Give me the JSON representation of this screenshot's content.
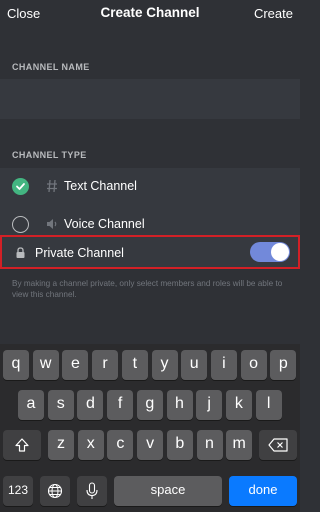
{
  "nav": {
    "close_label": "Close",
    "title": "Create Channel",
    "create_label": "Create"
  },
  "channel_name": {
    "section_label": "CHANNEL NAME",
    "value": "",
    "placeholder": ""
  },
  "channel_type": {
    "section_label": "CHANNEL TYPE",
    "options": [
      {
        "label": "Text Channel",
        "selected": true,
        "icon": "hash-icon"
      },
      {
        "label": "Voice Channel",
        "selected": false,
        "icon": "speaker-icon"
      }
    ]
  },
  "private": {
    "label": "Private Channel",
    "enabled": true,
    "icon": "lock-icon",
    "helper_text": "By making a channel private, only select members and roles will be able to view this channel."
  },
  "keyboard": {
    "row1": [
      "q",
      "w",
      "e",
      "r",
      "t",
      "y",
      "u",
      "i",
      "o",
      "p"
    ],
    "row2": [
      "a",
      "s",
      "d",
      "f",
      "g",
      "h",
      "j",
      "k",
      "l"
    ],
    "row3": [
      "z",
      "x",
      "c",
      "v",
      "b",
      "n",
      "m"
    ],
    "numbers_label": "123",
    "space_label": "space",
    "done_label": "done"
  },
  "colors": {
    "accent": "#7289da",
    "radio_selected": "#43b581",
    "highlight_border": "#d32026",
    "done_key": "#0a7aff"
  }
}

■ EXERCISE PROMPT ■
Give the entries again without a single change, but with no pictures.

■ ANSWER FOR THE TASK ■
Give me the JSON representation of this screenshot's content.
{
  "nav": {
    "close_label": "Close",
    "title": "Create Channel",
    "create_label": "Create"
  },
  "channel_name": {
    "section_label": "CHANNEL NAME",
    "value": "",
    "placeholder": ""
  },
  "channel_type": {
    "section_label": "CHANNEL TYPE",
    "options": [
      {
        "label": "Text Channel",
        "selected": true,
        "icon": "hash-icon"
      },
      {
        "label": "Voice Channel",
        "selected": false,
        "icon": "speaker-icon"
      }
    ]
  },
  "private": {
    "label": "Private Channel",
    "enabled": true,
    "icon": "lock-icon",
    "helper_text": "By making a channel private, only select members and roles will be able to view this channel."
  },
  "keyboard": {
    "row1": [
      "q",
      "w",
      "e",
      "r",
      "t",
      "y",
      "u",
      "i",
      "o",
      "p"
    ],
    "row2": [
      "a",
      "s",
      "d",
      "f",
      "g",
      "h",
      "j",
      "k",
      "l"
    ],
    "row3": [
      "z",
      "x",
      "c",
      "v",
      "b",
      "n",
      "m"
    ],
    "numbers_label": "123",
    "space_label": "space",
    "done_label": "done"
  },
  "colors": {
    "accent": "#7289da",
    "radio_selected": "#43b581",
    "highlight_border": "#d32026",
    "done_key": "#0a7aff"
  }
}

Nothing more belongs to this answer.